* [Reading text]
Recent Publications by HYI-Affiliated Scholars

February 2009

Professor PHAM Q. Phuong, HYI Doctoral Scholar 2001-2005, has recently published a new book, Hero and Deity: Tran Hung Dao and the Resurgence of Popular Religion in Vietnam (Mekong Press, 2009). ISBN 978-974-303-157-1

Hero and Deity is an eloquent and fascinating journey into the world of the worshippers and the cult of Tran Hung Dao. The legendary fourteenth-century hero and savior of Vietnam has evolved as a key symbol of the nation as well as an efficacious deity in its spiritual pantheon. He is today a ubiquitous, multivalent symbol of the contradictions of contemporary Vietnamese society. Mapping the cult of Saint Tran "bottom up" and "top down" through the rituals, pilgrimages, and lives of his devotees, Pham Quynh Phuong traces and uncovers the sources of the contestations over the meanings of Tran Hung Dao/Saint Tran.

Intertwined with this rich ethnography is a work of self-interrogation and engagement with the author's complex and changing "home," and with the diverse women and men-intellectuals, Communist Party cadres, and market sellers alike-whose lives are centered to a significant degree around the cult of Saint Tran and other deities.

For specialists, this book is a tremendous contribution to the ethnography of Vietnam, cultural studies, and Asian studies. For the general reader, it is an original and stimulating introduction to contemporary Vietnamese society.

* [Material]

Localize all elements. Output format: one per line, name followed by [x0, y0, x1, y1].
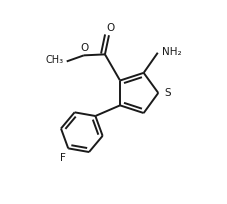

* [Task list]
a – Return everything in the publication announcement from "Recent Publications by" down to "Hung Dao/Saint Tran.", copied word for word.
b – According to the publication announcement, who published Hero and Deity?

* [Solved problems]
a –
Recent Publications by HYI-Affiliated Scholars

February 2009

Professor PHAM Q. Phuong, HYI Doctoral Scholar 2001-2005, has recently published a new book, Hero and Deity: Tran Hung Dao and the Resurgence of Popular Religion in Vietnam (Mekong Press, 2009). ISBN 978-974-303-157-1

Hero and Deity is an eloquent and fascinating journey into the world of the worshippers and the cult of Tran Hung Dao. The legendary fourteenth-century hero and savior of Vietnam has evolved as a key symbol of the nation as well as an efficacious deity in its spiritual pantheon. He is today a ubiquitous, multivalent symbol of the contradictions of contemporary Vietnamese society. Mapping the cult of Saint Tran "bottom up" and "top down" through the rituals, pilgrimages, and lives of his devotees, Pham Quynh Phuong traces and uncovers the sources of the contestations over the meanings of Tran Hung Dao/Saint Tran.

b – Mekong Press published it in 2009.